#### [GIVEN INSTRUCTION]
Copy every line from the records below that holds the word "floodlights".

Lines of data:

-- start --

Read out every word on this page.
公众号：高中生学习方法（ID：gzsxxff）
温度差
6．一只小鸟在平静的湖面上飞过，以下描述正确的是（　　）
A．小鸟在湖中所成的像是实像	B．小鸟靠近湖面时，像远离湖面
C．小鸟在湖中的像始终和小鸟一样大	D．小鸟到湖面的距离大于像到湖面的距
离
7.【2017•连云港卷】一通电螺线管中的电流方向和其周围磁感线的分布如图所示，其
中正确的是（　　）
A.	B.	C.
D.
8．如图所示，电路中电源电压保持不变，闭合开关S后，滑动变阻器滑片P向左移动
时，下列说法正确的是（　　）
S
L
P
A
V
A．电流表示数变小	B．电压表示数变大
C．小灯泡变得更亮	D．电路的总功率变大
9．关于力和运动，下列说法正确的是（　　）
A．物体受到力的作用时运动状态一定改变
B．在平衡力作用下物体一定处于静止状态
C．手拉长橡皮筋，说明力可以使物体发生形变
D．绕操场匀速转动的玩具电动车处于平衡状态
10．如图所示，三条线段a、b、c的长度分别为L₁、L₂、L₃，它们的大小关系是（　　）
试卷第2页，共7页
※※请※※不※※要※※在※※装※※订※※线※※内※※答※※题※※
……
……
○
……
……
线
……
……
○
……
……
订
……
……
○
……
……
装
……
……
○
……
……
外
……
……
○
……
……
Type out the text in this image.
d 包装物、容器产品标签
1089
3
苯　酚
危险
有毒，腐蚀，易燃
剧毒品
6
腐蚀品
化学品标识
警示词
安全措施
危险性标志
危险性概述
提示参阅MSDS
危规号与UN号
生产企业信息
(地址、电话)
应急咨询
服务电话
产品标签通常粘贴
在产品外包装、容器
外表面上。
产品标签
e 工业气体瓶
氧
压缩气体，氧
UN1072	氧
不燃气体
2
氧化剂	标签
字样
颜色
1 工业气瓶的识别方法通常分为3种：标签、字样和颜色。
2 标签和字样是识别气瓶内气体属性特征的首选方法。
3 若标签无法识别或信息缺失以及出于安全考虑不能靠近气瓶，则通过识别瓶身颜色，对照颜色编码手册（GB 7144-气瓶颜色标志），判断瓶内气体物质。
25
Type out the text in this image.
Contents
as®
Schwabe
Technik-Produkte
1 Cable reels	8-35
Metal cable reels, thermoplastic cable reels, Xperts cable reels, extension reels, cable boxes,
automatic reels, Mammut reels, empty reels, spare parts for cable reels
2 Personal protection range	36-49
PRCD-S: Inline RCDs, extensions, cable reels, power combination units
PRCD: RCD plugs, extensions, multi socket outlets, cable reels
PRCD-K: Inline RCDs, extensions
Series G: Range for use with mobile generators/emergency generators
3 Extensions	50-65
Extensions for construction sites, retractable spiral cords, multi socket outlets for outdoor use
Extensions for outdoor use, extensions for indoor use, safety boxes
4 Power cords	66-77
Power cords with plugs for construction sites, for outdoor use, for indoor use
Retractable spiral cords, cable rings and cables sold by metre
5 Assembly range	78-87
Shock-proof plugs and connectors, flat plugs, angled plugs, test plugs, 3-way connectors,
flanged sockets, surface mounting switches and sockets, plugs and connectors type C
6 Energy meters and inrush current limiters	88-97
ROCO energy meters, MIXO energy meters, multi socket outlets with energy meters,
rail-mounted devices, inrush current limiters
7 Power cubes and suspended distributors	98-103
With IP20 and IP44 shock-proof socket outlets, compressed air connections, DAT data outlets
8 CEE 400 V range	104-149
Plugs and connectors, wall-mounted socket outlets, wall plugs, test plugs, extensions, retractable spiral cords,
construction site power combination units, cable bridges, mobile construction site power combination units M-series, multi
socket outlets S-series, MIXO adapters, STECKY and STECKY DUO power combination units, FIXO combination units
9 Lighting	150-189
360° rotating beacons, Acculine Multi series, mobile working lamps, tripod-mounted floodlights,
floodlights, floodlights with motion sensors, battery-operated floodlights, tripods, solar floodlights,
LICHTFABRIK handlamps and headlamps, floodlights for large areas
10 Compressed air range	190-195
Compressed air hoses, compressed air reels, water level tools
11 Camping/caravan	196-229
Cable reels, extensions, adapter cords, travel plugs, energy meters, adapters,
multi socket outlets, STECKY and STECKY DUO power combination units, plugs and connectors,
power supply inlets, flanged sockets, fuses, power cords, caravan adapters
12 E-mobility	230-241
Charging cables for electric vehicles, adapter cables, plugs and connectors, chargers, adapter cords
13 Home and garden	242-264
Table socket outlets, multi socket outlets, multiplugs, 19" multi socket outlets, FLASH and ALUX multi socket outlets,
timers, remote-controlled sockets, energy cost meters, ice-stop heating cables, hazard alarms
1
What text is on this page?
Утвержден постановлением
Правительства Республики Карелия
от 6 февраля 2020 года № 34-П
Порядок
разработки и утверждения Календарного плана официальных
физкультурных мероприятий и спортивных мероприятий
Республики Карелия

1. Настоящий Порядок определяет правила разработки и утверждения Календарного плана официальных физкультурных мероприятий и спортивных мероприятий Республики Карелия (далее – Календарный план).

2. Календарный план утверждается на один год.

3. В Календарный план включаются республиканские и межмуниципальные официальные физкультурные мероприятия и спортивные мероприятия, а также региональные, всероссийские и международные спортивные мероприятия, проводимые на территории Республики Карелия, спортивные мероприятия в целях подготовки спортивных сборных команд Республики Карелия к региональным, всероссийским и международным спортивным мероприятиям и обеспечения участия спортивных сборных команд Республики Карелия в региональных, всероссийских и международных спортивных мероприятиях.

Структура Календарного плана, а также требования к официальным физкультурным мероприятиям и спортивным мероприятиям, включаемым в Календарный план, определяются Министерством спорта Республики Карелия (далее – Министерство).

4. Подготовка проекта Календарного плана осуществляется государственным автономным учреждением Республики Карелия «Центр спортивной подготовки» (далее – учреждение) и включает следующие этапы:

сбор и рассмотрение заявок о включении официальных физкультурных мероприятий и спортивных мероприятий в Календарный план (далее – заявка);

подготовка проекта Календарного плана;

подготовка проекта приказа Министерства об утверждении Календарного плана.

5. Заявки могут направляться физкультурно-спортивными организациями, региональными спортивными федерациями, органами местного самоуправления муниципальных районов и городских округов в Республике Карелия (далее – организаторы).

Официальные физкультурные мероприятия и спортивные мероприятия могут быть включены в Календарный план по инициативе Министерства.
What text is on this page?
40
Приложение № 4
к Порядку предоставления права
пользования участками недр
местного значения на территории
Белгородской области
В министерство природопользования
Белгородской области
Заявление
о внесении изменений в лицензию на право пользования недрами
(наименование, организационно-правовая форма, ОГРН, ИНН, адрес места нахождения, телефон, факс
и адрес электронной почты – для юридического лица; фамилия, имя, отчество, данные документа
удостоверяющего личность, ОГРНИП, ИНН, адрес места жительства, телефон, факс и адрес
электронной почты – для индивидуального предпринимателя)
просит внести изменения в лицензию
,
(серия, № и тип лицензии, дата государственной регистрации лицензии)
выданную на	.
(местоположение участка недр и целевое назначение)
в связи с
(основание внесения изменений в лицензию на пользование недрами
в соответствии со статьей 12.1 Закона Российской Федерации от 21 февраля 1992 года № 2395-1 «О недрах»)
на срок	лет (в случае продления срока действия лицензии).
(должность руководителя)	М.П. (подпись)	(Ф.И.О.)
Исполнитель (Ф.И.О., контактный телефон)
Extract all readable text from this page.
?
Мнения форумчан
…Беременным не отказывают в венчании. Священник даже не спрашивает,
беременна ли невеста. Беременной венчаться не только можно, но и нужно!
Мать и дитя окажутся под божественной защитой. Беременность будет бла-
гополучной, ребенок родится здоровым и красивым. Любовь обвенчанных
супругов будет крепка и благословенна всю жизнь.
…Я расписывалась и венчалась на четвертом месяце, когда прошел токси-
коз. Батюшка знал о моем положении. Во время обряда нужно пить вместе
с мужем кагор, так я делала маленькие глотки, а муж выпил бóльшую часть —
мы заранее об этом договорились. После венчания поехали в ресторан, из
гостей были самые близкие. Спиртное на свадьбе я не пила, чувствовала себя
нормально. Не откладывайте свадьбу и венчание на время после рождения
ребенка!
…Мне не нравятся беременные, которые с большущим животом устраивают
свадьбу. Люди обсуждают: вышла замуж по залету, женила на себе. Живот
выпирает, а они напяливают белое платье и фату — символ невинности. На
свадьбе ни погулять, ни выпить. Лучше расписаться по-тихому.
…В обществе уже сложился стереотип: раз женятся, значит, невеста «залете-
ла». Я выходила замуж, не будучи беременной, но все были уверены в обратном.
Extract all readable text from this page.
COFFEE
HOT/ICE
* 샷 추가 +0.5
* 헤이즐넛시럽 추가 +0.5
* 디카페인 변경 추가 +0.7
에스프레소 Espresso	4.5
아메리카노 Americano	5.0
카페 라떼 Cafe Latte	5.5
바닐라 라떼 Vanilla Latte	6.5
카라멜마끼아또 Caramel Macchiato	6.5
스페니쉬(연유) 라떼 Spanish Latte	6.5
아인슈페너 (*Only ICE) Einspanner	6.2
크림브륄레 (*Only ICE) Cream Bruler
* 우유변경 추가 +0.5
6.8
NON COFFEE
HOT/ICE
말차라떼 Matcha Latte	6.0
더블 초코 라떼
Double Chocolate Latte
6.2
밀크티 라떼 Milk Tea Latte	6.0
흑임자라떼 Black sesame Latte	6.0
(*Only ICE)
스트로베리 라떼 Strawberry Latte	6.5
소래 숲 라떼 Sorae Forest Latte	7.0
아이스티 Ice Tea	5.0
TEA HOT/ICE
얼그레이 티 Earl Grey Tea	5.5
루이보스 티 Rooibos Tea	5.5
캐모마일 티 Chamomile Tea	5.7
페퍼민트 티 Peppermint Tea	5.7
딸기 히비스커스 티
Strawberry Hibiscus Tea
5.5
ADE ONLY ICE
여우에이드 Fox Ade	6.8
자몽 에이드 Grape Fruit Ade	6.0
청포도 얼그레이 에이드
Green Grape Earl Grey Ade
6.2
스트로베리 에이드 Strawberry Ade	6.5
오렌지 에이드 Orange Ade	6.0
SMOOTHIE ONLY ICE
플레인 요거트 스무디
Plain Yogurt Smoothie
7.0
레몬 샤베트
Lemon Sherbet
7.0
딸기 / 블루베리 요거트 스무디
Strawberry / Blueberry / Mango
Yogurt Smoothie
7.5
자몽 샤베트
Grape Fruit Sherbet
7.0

-- end --

#### [REPLY TO THE EXERCISE]
360° rotating beacons, Acculine Multi series, mobile working lamps, tripod-mounted floodlights,
floodlights, floodlights with motion sensors, battery-operated floodlights, tripods, solar floodlights,
LICHTFABRIK handlamps and headlamps, floodlights for large areas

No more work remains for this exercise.